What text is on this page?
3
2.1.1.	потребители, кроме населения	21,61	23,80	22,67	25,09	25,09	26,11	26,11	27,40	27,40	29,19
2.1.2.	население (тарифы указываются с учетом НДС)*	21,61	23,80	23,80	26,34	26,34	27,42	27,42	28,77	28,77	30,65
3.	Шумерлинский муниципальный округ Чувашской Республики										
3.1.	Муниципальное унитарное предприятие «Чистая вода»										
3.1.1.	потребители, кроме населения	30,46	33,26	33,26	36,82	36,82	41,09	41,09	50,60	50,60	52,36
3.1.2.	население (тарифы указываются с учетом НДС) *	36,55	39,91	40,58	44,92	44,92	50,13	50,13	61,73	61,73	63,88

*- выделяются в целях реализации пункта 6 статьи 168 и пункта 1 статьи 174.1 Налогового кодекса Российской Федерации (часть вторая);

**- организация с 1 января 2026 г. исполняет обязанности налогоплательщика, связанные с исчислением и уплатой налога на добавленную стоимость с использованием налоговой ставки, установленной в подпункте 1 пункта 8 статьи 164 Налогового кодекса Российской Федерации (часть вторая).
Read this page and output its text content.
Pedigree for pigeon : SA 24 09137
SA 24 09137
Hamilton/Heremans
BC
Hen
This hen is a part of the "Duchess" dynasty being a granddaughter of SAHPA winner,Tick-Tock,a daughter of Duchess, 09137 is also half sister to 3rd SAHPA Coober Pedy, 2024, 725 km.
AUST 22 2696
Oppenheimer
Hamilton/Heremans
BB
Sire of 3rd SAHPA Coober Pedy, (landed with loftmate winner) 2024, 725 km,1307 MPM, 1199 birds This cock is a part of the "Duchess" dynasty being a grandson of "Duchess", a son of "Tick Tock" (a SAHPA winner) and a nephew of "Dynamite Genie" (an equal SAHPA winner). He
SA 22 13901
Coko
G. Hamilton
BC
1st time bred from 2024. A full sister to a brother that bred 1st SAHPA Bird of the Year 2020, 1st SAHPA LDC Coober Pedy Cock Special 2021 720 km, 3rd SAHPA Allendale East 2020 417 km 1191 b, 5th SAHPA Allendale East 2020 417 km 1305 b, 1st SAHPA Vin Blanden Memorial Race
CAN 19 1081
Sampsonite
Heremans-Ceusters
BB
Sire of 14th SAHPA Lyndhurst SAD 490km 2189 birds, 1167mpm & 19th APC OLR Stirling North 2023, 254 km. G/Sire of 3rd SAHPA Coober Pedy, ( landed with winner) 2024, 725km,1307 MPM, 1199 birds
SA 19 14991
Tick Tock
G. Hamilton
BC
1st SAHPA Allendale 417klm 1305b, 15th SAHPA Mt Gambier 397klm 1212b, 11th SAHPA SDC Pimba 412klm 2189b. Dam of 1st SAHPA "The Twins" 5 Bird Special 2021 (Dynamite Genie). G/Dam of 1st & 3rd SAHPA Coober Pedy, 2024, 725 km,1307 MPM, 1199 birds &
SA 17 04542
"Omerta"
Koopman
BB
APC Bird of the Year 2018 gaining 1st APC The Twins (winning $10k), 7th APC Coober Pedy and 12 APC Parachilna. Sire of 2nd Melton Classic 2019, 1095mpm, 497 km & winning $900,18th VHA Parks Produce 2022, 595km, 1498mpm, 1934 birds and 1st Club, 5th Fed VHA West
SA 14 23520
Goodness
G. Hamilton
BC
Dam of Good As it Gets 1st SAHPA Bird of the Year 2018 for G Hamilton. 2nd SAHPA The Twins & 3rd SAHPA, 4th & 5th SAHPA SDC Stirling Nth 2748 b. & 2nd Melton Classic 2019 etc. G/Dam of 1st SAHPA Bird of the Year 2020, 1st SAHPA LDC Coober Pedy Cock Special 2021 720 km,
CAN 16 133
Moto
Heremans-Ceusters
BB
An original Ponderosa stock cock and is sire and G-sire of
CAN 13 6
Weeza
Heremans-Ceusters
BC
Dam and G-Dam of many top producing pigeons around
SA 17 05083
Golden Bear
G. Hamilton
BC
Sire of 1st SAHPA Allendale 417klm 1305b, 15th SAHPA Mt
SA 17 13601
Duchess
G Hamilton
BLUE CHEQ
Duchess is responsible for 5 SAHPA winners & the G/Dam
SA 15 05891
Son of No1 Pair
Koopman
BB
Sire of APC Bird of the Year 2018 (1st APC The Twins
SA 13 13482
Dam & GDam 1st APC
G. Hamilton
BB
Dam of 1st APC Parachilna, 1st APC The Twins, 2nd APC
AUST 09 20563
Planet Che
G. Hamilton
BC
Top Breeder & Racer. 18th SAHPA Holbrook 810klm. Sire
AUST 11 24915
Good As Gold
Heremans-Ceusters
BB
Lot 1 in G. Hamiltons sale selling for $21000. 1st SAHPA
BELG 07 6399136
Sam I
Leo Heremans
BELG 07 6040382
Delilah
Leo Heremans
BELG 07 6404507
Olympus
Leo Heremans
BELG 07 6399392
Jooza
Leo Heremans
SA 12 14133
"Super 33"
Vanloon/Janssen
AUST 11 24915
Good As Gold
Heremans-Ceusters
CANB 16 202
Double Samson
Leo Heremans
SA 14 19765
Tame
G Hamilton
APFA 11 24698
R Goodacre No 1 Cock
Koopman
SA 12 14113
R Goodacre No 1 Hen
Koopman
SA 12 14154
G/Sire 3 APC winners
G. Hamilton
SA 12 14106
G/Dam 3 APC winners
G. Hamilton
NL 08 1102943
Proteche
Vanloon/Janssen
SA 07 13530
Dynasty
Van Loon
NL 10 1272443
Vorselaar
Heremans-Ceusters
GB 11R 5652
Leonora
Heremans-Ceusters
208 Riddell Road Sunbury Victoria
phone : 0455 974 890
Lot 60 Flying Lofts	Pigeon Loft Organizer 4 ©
◇ ◇ ◇ ◇ ◇ ◇ ◇
> [TASK TO CARRY OUT]:
Show every line in the records above that contains the word "часть".

> [ANSWER TO THIS TASK]:
*- выделяются в целях реализации пункта 6 статьи 168 и пункта 1 статьи 174.1 Налогового кодекса Российской Федерации (часть вторая);
**- организация с 1 января 2026 г. исполняет обязанности налогоплательщика, связанные с исчислением и уплатой налога на добавленную стоимость с использованием налоговой ставки, установленной в подпункте 1 пункта 8 статьи 164 Налогового кодекса Российской Федерации (часть вторая).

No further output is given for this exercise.